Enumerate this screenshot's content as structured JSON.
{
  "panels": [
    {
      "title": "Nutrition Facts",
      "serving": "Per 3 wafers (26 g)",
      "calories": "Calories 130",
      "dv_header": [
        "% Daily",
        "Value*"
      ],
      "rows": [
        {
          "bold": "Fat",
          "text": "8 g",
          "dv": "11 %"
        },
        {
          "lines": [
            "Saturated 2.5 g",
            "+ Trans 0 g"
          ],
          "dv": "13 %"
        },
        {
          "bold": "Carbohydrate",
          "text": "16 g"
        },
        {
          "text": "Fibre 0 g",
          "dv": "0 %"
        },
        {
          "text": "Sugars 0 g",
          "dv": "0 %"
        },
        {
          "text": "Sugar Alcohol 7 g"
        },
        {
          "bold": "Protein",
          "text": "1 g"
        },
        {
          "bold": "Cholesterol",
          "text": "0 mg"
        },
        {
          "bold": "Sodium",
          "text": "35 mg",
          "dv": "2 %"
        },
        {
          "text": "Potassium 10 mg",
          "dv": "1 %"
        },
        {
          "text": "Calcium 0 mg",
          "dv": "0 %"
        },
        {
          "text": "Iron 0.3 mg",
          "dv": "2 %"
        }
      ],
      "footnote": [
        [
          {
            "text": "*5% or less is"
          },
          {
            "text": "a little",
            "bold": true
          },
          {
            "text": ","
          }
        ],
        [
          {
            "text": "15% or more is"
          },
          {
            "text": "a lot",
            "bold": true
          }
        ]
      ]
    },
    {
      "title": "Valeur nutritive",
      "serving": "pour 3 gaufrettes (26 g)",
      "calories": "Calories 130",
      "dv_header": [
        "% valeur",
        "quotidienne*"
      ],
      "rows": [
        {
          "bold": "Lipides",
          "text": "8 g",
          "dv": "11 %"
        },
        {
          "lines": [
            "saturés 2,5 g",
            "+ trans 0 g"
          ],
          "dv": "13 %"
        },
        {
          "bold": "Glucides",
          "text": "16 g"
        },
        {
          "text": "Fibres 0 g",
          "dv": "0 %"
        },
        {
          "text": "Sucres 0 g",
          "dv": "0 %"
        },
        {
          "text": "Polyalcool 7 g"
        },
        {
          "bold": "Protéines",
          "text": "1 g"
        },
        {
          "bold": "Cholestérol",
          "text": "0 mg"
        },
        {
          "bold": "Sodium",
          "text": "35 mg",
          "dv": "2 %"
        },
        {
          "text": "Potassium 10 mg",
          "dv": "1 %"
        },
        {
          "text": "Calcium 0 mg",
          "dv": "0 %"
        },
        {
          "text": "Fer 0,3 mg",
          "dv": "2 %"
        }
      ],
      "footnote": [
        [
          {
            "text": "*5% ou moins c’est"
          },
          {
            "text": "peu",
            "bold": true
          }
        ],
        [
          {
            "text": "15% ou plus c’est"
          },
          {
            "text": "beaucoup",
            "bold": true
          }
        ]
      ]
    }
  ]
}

◆ What needs to be done
Each entry above should be output again, precisely as given.

◆ Result of the exercise
Enumerate this screenshot's content as structured JSON.
{
  "panels": [
    {
      "title": "Nutrition Facts",
      "serving": "Per 3 wafers (26 g)",
      "calories": "Calories 130",
      "dv_header": [
        "% Daily",
        "Value*"
      ],
      "rows": [
        {
          "bold": "Fat",
          "text": "8 g",
          "dv": "11 %"
        },
        {
          "lines": [
            "Saturated 2.5 g",
            "+ Trans 0 g"
          ],
          "dv": "13 %"
        },
        {
          "bold": "Carbohydrate",
          "text": "16 g"
        },
        {
          "text": "Fibre 0 g",
          "dv": "0 %"
        },
        {
          "text": "Sugars 0 g",
          "dv": "0 %"
        },
        {
          "text": "Sugar Alcohol 7 g"
        },
        {
          "bold": "Protein",
          "text": "1 g"
        },
        {
          "bold": "Cholesterol",
          "text": "0 mg"
        },
        {
          "bold": "Sodium",
          "text": "35 mg",
          "dv": "2 %"
        },
        {
          "text": "Potassium 10 mg",
          "dv": "1 %"
        },
        {
          "text": "Calcium 0 mg",
          "dv": "0 %"
        },
        {
          "text": "Iron 0.3 mg",
          "dv": "2 %"
        }
      ],
      "footnote": [
        [
          {
            "text": "*5% or less is"
          },
          {
            "text": "a little",
            "bold": true
          },
          {
            "text": ","
          }
        ],
        [
          {
            "text": "15% or more is"
          },
          {
            "text": "a lot",
            "bold": true
          }
        ]
      ]
    },
    {
      "title": "Valeur nutritive",
      "serving": "pour 3 gaufrettes (26 g)",
      "calories": "Calories 130",
      "dv_header": [
        "% valeur",
        "quotidienne*"
      ],
      "rows": [
        {
          "bold": "Lipides",
          "text": "8 g",
          "dv": "11 %"
        },
        {
          "lines": [
            "saturés 2,5 g",
            "+ trans 0 g"
          ],
          "dv": "13 %"
        },
        {
          "bold": "Glucides",
          "text": "16 g"
        },
        {
          "text": "Fibres 0 g",
          "dv": "0 %"
        },
        {
          "text": "Sucres 0 g",
          "dv": "0 %"
        },
        {
          "text": "Polyalcool 7 g"
        },
        {
          "bold": "Protéines",
          "text": "1 g"
        },
        {
          "bold": "Cholestérol",
          "text": "0 mg"
        },
        {
          "bold": "Sodium",
          "text": "35 mg",
          "dv": "2 %"
        },
        {
          "text": "Potassium 10 mg",
          "dv": "1 %"
        },
        {
          "text": "Calcium 0 mg",
          "dv": "0 %"
        },
        {
          "text": "Fer 0,3 mg",
          "dv": "2 %"
        }
      ],
      "footnote": [
        [
          {
            "text": "*5% ou moins c’est"
          },
          {
            "text": "peu",
            "bold": true
          }
        ],
        [
          {
            "text": "15% ou plus c’est"
          },
          {
            "text": "beaucoup",
            "bold": true
          }
        ]
      ]
    }
  ]
}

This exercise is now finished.